**Exercise aim**. Show every line of the records below that contains the word "samples".

--- START ---

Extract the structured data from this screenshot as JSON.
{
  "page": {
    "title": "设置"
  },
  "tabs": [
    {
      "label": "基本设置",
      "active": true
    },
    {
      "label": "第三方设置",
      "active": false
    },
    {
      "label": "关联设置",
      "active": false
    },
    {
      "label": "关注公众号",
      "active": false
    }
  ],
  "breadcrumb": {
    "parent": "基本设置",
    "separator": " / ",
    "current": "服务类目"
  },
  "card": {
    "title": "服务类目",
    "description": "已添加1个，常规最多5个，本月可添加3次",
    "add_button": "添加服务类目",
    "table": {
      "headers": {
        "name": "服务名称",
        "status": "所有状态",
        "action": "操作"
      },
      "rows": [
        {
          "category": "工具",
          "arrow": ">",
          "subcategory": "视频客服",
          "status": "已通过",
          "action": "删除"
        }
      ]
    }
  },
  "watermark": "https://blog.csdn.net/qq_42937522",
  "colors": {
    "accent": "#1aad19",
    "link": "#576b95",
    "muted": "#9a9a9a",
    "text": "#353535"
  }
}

--- END ---
--- START ---

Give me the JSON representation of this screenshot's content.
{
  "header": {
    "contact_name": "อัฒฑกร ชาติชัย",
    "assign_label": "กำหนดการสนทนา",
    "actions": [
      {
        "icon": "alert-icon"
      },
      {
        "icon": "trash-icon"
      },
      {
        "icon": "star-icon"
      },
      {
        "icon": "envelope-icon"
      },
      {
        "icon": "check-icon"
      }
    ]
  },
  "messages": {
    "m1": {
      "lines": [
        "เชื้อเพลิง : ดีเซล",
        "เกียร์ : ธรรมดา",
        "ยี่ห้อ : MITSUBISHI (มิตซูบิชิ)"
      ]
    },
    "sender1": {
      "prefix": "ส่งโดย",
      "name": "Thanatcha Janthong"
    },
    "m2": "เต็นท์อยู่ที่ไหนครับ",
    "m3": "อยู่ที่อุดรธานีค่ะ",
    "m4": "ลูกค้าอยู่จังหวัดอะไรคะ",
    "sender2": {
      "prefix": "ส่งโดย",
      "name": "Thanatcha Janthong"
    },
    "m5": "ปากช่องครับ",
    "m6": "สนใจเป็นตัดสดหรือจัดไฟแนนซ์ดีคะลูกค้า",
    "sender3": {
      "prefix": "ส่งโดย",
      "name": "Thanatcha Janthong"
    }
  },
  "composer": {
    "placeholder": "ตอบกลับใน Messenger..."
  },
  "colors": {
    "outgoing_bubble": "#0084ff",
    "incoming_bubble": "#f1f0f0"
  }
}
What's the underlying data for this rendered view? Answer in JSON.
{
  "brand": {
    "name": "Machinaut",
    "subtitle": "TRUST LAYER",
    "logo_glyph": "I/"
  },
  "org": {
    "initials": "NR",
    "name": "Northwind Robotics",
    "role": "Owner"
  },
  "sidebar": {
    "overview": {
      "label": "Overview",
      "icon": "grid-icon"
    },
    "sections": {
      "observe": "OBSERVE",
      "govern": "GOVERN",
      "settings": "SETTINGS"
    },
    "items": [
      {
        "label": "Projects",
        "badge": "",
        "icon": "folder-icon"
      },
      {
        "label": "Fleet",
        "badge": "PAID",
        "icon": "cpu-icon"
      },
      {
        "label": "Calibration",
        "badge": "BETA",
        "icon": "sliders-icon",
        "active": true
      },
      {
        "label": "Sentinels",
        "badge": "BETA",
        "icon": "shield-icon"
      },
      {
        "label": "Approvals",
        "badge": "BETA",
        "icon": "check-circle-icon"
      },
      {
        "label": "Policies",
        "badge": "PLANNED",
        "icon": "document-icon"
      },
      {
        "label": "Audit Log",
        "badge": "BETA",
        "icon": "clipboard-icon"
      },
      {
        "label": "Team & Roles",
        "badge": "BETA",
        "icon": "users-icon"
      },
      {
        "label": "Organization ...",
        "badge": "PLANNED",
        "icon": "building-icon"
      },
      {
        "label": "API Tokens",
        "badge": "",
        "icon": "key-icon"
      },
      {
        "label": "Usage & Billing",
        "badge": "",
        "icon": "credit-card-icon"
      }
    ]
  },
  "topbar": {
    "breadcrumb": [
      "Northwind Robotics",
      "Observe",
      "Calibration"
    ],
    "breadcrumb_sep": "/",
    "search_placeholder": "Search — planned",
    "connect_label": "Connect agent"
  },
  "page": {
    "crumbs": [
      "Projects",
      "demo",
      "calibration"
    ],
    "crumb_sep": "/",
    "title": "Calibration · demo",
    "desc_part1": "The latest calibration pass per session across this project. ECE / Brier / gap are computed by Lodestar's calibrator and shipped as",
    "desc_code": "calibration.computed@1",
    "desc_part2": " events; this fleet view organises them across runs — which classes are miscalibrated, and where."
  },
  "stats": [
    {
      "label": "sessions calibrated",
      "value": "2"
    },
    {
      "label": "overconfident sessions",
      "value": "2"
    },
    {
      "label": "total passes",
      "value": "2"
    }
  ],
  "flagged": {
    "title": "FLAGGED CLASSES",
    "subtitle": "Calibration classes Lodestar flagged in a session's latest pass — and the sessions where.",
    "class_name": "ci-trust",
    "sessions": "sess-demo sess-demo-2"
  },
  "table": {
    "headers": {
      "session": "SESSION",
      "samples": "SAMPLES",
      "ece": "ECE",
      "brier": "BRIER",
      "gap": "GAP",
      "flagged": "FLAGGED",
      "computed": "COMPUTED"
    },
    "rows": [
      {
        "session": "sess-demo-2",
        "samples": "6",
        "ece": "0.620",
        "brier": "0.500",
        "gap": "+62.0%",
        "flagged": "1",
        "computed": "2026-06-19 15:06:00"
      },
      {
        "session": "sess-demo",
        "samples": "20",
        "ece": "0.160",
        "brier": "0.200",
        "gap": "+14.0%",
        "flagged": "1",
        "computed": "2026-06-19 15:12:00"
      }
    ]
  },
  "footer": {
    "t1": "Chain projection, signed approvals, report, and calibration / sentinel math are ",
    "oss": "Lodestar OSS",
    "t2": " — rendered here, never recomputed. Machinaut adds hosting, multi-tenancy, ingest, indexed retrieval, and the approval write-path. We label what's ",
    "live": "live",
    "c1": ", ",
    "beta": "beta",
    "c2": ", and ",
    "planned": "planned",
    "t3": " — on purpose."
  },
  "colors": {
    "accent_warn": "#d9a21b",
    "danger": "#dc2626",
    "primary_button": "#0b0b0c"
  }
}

--- END ---

**Expected answer**.
      "samples": "SAMPLES",
        "samples": "6",
        "samples": "20",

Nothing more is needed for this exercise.